--- START OF Dataset rows ---
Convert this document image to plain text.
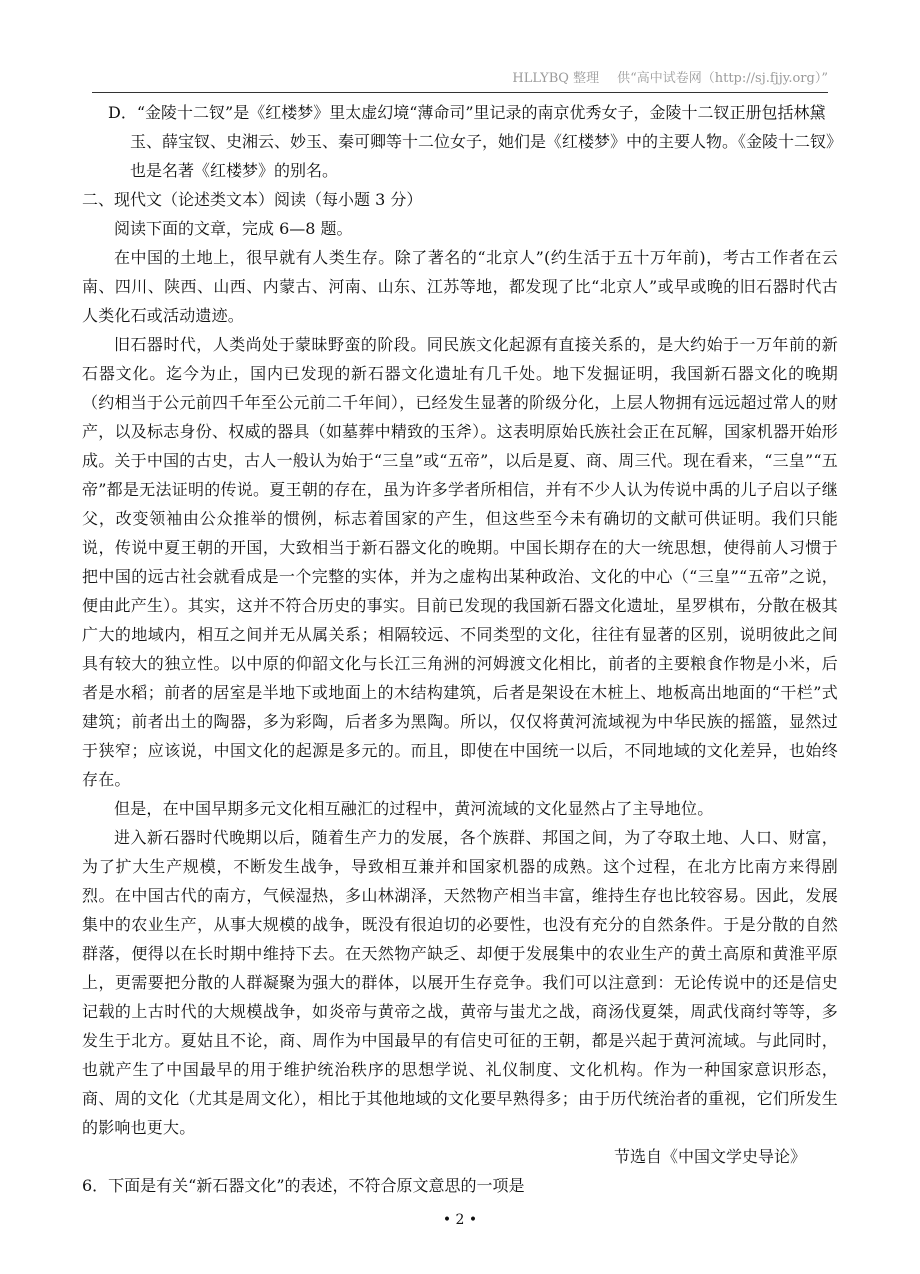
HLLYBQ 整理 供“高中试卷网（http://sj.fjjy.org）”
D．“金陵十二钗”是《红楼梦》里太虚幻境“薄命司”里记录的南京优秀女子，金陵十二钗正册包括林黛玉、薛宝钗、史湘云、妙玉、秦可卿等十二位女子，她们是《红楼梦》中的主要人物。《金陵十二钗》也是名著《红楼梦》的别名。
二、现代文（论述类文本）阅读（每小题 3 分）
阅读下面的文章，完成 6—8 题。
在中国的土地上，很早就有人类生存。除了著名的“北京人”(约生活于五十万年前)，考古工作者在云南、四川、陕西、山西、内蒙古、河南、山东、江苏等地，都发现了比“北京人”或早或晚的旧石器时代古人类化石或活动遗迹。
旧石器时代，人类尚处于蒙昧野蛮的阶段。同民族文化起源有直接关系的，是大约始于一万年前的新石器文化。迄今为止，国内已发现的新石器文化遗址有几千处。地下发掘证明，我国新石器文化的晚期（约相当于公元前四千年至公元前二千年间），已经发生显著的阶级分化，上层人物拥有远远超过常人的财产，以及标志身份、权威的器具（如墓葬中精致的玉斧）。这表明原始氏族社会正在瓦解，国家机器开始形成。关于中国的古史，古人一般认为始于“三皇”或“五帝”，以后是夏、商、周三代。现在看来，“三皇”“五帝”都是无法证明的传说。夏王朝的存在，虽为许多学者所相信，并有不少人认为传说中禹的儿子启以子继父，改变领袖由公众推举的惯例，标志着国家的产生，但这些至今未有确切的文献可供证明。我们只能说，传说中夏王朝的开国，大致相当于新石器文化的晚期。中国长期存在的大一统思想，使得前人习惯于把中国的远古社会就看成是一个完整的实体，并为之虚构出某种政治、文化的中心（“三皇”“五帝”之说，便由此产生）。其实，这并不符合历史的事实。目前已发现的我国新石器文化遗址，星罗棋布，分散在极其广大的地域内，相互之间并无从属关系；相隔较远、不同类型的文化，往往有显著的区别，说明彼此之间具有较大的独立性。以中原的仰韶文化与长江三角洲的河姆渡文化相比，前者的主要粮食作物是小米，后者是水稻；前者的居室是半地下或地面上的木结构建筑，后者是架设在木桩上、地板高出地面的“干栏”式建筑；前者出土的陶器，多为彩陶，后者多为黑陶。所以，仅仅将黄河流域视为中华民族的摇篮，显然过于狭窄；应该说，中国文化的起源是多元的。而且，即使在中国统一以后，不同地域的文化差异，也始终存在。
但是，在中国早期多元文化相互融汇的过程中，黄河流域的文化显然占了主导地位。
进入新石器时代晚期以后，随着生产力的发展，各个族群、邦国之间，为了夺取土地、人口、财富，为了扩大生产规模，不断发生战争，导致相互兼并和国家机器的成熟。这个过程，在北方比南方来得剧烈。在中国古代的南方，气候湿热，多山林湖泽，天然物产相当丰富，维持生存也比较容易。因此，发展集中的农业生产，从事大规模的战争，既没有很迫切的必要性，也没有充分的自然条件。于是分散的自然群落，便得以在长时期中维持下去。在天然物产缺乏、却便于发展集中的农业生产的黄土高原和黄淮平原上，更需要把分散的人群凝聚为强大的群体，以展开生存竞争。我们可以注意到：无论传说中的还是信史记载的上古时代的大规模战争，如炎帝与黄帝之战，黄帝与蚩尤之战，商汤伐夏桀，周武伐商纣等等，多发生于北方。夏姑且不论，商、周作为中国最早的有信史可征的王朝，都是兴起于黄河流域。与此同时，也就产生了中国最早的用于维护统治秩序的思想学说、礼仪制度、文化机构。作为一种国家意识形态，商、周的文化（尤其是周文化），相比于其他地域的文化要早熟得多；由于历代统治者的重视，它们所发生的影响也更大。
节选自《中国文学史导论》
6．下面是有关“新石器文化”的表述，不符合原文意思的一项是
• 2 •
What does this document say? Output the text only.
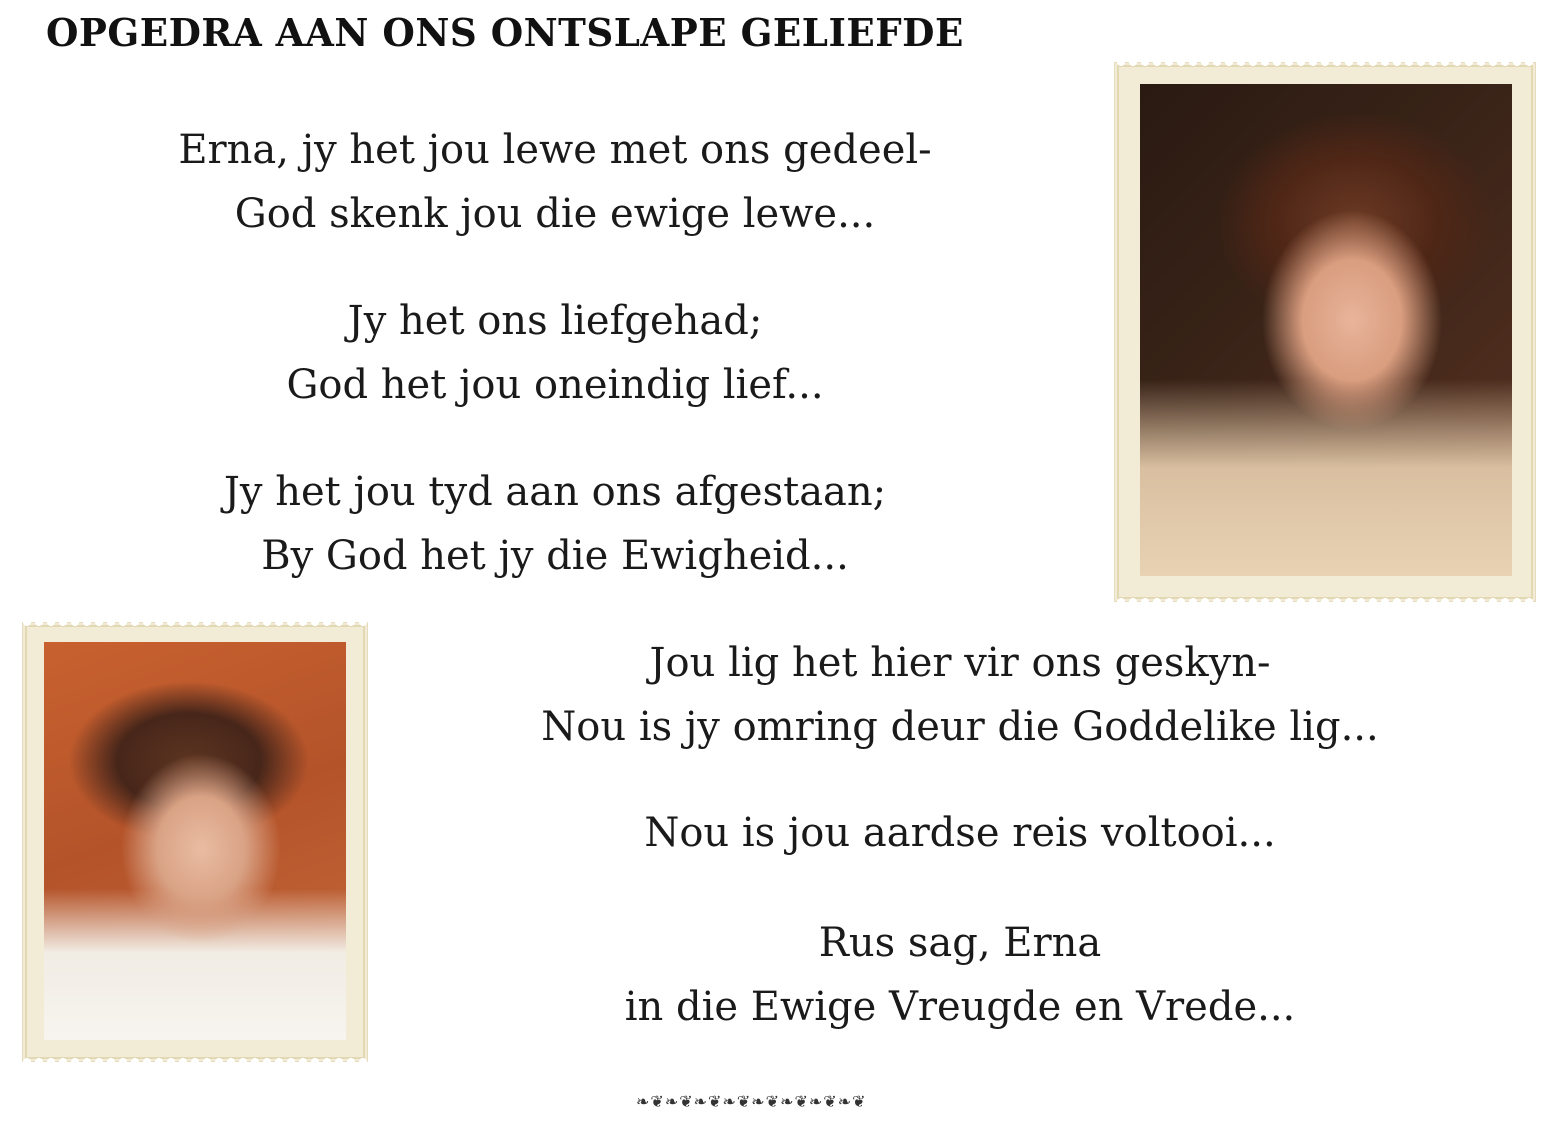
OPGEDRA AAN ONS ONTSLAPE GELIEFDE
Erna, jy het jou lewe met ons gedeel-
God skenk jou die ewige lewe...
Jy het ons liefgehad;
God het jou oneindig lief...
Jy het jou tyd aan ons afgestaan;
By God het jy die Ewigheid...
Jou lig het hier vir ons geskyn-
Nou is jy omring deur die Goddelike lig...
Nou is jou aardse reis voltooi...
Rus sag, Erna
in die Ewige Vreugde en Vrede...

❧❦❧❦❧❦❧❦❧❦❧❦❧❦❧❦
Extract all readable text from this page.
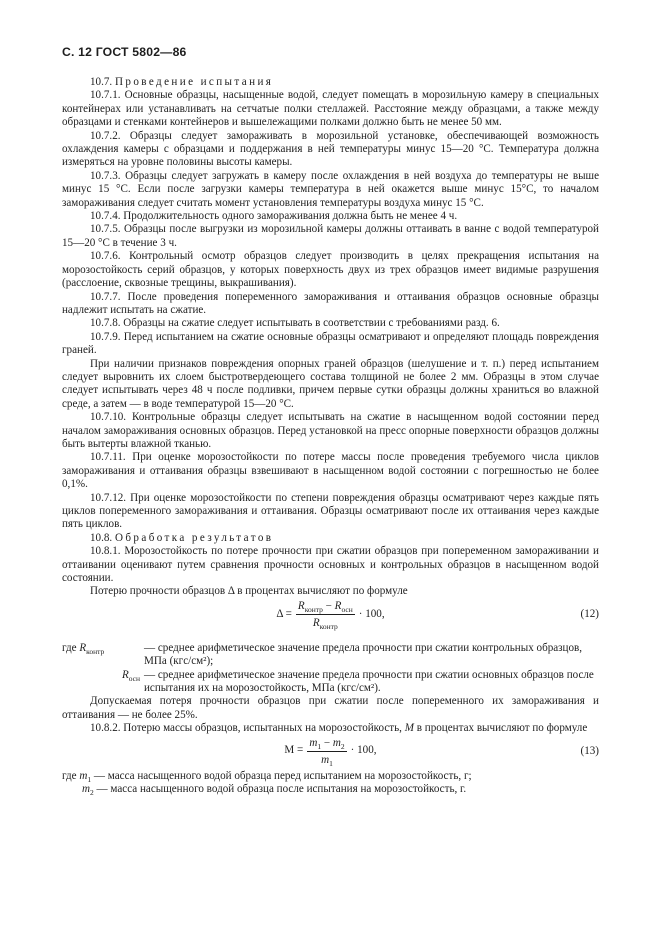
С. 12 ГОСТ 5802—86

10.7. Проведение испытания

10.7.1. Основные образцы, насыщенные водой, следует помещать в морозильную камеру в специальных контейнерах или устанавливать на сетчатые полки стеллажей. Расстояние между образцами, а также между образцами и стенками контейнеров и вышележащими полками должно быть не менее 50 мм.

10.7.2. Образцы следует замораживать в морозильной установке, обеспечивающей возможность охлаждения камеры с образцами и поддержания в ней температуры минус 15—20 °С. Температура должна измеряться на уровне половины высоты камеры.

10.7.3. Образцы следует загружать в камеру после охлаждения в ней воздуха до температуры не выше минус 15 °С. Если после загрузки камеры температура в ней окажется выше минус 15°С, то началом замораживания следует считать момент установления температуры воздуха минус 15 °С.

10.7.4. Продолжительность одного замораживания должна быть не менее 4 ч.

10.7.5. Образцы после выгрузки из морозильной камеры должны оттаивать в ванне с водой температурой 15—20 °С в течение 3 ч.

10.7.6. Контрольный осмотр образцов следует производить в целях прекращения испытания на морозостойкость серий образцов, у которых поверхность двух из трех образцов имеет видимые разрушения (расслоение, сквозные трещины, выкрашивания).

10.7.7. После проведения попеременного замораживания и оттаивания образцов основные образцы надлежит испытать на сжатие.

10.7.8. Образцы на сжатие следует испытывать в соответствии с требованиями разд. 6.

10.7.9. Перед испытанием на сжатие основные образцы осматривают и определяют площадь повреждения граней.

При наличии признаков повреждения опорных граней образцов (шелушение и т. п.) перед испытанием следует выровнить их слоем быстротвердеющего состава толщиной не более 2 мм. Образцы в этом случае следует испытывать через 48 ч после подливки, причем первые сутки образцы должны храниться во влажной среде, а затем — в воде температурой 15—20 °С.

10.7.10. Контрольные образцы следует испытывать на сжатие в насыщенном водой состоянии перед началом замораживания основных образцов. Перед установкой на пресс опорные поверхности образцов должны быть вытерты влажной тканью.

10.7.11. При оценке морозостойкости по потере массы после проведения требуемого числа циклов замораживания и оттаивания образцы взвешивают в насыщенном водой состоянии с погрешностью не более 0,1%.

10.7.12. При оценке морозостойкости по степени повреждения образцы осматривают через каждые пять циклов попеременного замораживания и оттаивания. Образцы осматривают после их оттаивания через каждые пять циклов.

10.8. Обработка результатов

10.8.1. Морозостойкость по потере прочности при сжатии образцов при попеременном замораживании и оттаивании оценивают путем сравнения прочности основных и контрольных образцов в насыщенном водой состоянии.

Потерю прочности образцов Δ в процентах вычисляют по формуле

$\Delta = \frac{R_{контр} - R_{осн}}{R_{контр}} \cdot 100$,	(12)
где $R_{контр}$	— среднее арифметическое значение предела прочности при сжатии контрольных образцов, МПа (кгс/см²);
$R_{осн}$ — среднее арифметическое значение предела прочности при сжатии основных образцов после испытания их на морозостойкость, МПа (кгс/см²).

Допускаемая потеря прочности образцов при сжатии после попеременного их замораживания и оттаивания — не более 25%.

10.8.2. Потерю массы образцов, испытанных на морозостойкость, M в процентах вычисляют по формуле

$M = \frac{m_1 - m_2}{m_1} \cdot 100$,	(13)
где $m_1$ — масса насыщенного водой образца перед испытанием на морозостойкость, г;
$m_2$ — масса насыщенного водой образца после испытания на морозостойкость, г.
--- END OF Dataset rows ---
:: Task instructions ::
Omit every picture, and otherwise quote the entries exactly.

:: Problem solution ::
Convert this document image to plain text.
HLLYBQ 整理 供“高中试卷网（http://sj.fjjy.org）”
D．“金陵十二钗”是《红楼梦》里太虚幻境“薄命司”里记录的南京优秀女子，金陵十二钗正册包括林黛玉、薛宝钗、史湘云、妙玉、秦可卿等十二位女子，她们是《红楼梦》中的主要人物。《金陵十二钗》也是名著《红楼梦》的别名。
二、现代文（论述类文本）阅读（每小题 3 分）
阅读下面的文章，完成 6—8 题。
在中国的土地上，很早就有人类生存。除了著名的“北京人”(约生活于五十万年前)，考古工作者在云南、四川、陕西、山西、内蒙古、河南、山东、江苏等地，都发现了比“北京人”或早或晚的旧石器时代古人类化石或活动遗迹。
旧石器时代，人类尚处于蒙昧野蛮的阶段。同民族文化起源有直接关系的，是大约始于一万年前的新石器文化。迄今为止，国内已发现的新石器文化遗址有几千处。地下发掘证明，我国新石器文化的晚期（约相当于公元前四千年至公元前二千年间），已经发生显著的阶级分化，上层人物拥有远远超过常人的财产，以及标志身份、权威的器具（如墓葬中精致的玉斧）。这表明原始氏族社会正在瓦解，国家机器开始形成。关于中国的古史，古人一般认为始于“三皇”或“五帝”，以后是夏、商、周三代。现在看来，“三皇”“五帝”都是无法证明的传说。夏王朝的存在，虽为许多学者所相信，并有不少人认为传说中禹的儿子启以子继父，改变领袖由公众推举的惯例，标志着国家的产生，但这些至今未有确切的文献可供证明。我们只能说，传说中夏王朝的开国，大致相当于新石器文化的晚期。中国长期存在的大一统思想，使得前人习惯于把中国的远古社会就看成是一个完整的实体，并为之虚构出某种政治、文化的中心（“三皇”“五帝”之说，便由此产生）。其实，这并不符合历史的事实。目前已发现的我国新石器文化遗址，星罗棋布，分散在极其广大的地域内，相互之间并无从属关系；相隔较远、不同类型的文化，往往有显著的区别，说明彼此之间具有较大的独立性。以中原的仰韶文化与长江三角洲的河姆渡文化相比，前者的主要粮食作物是小米，后者是水稻；前者的居室是半地下或地面上的木结构建筑，后者是架设在木桩上、地板高出地面的“干栏”式建筑；前者出土的陶器，多为彩陶，后者多为黑陶。所以，仅仅将黄河流域视为中华民族的摇篮，显然过于狭窄；应该说，中国文化的起源是多元的。而且，即使在中国统一以后，不同地域的文化差异，也始终存在。
但是，在中国早期多元文化相互融汇的过程中，黄河流域的文化显然占了主导地位。
进入新石器时代晚期以后，随着生产力的发展，各个族群、邦国之间，为了夺取土地、人口、财富，为了扩大生产规模，不断发生战争，导致相互兼并和国家机器的成熟。这个过程，在北方比南方来得剧烈。在中国古代的南方，气候湿热，多山林湖泽，天然物产相当丰富，维持生存也比较容易。因此，发展集中的农业生产，从事大规模的战争，既没有很迫切的必要性，也没有充分的自然条件。于是分散的自然群落，便得以在长时期中维持下去。在天然物产缺乏、却便于发展集中的农业生产的黄土高原和黄淮平原上，更需要把分散的人群凝聚为强大的群体，以展开生存竞争。我们可以注意到：无论传说中的还是信史记载的上古时代的大规模战争，如炎帝与黄帝之战，黄帝与蚩尤之战，商汤伐夏桀，周武伐商纣等等，多发生于北方。夏姑且不论，商、周作为中国最早的有信史可征的王朝，都是兴起于黄河流域。与此同时，也就产生了中国最早的用于维护统治秩序的思想学说、礼仪制度、文化机构。作为一种国家意识形态，商、周的文化（尤其是周文化），相比于其他地域的文化要早熟得多；由于历代统治者的重视，它们所发生的影响也更大。
节选自《中国文学史导论》
6．下面是有关“新石器文化”的表述，不符合原文意思的一项是
• 2 •
What does this document say? Output the text only.
OPGEDRA AAN ONS ONTSLAPE GELIEFDE
Erna, jy het jou lewe met ons gedeel-
God skenk jou die ewige lewe...
Jy het ons liefgehad;
God het jou oneindig lief...
Jy het jou tyd aan ons afgestaan;
By God het jy die Ewigheid...
Jou lig het hier vir ons geskyn-
Nou is jy omring deur die Goddelike lig...
Nou is jou aardse reis voltooi...
Rus sag, Erna
in die Ewige Vreugde en Vrede...

❧❦❧❦❧❦❧❦❧❦❧❦❧❦❧❦
Extract all readable text from this page.
С. 12 ГОСТ 5802—86

10.7. Проведение испытания

10.7.1. Основные образцы, насыщенные водой, следует помещать в морозильную камеру в специальных контейнерах или устанавливать на сетчатые полки стеллажей. Расстояние между образцами, а также между образцами и стенками контейнеров и вышележащими полками должно быть не менее 50 мм.

10.7.2. Образцы следует замораживать в морозильной установке, обеспечивающей возможность охлаждения камеры с образцами и поддержания в ней температуры минус 15—20 °С. Температура должна измеряться на уровне половины высоты камеры.

10.7.3. Образцы следует загружать в камеру после охлаждения в ней воздуха до температуры не выше минус 15 °С. Если после загрузки камеры температура в ней окажется выше минус 15°С, то началом замораживания следует считать момент установления температуры воздуха минус 15 °С.

10.7.4. Продолжительность одного замораживания должна быть не менее 4 ч.

10.7.5. Образцы после выгрузки из морозильной камеры должны оттаивать в ванне с водой температурой 15—20 °С в течение 3 ч.

10.7.6. Контрольный осмотр образцов следует производить в целях прекращения испытания на морозостойкость серий образцов, у которых поверхность двух из трех образцов имеет видимые разрушения (расслоение, сквозные трещины, выкрашивания).

10.7.7. После проведения попеременного замораживания и оттаивания образцов основные образцы надлежит испытать на сжатие.

10.7.8. Образцы на сжатие следует испытывать в соответствии с требованиями разд. 6.

10.7.9. Перед испытанием на сжатие основные образцы осматривают и определяют площадь повреждения граней.

При наличии признаков повреждения опорных граней образцов (шелушение и т. п.) перед испытанием следует выровнить их слоем быстротвердеющего состава толщиной не более 2 мм. Образцы в этом случае следует испытывать через 48 ч после подливки, причем первые сутки образцы должны храниться во влажной среде, а затем — в воде температурой 15—20 °С.

10.7.10. Контрольные образцы следует испытывать на сжатие в насыщенном водой состоянии перед началом замораживания основных образцов. Перед установкой на пресс опорные поверхности образцов должны быть вытерты влажной тканью.

10.7.11. При оценке морозостойкости по потере массы после проведения требуемого числа циклов замораживания и оттаивания образцы взвешивают в насыщенном водой состоянии с погрешностью не более 0,1%.

10.7.12. При оценке морозостойкости по степени повреждения образцы осматривают через каждые пять циклов попеременного замораживания и оттаивания. Образцы осматривают после их оттаивания через каждые пять циклов.

10.8. Обработка результатов

10.8.1. Морозостойкость по потере прочности при сжатии образцов при попеременном замораживании и оттаивании оценивают путем сравнения прочности основных и контрольных образцов в насыщенном водой состоянии.

Потерю прочности образцов Δ в процентах вычисляют по формуле

$\Delta = \frac{R_{контр} - R_{осн}}{R_{контр}} \cdot 100$,	(12)
где $R_{контр}$	— среднее арифметическое значение предела прочности при сжатии контрольных образцов, МПа (кгс/см²);
$R_{осн}$ — среднее арифметическое значение предела прочности при сжатии основных образцов после испытания их на морозостойкость, МПа (кгс/см²).

Допускаемая потеря прочности образцов при сжатии после попеременного их замораживания и оттаивания — не более 25%.

10.8.2. Потерю массы образцов, испытанных на морозостойкость, M в процентах вычисляют по формуле

$M = \frac{m_1 - m_2}{m_1} \cdot 100$,	(13)
где $m_1$ — масса насыщенного водой образца перед испытанием на морозостойкость, г;
$m_2$ — масса насыщенного водой образца после испытания на морозостойкость, г.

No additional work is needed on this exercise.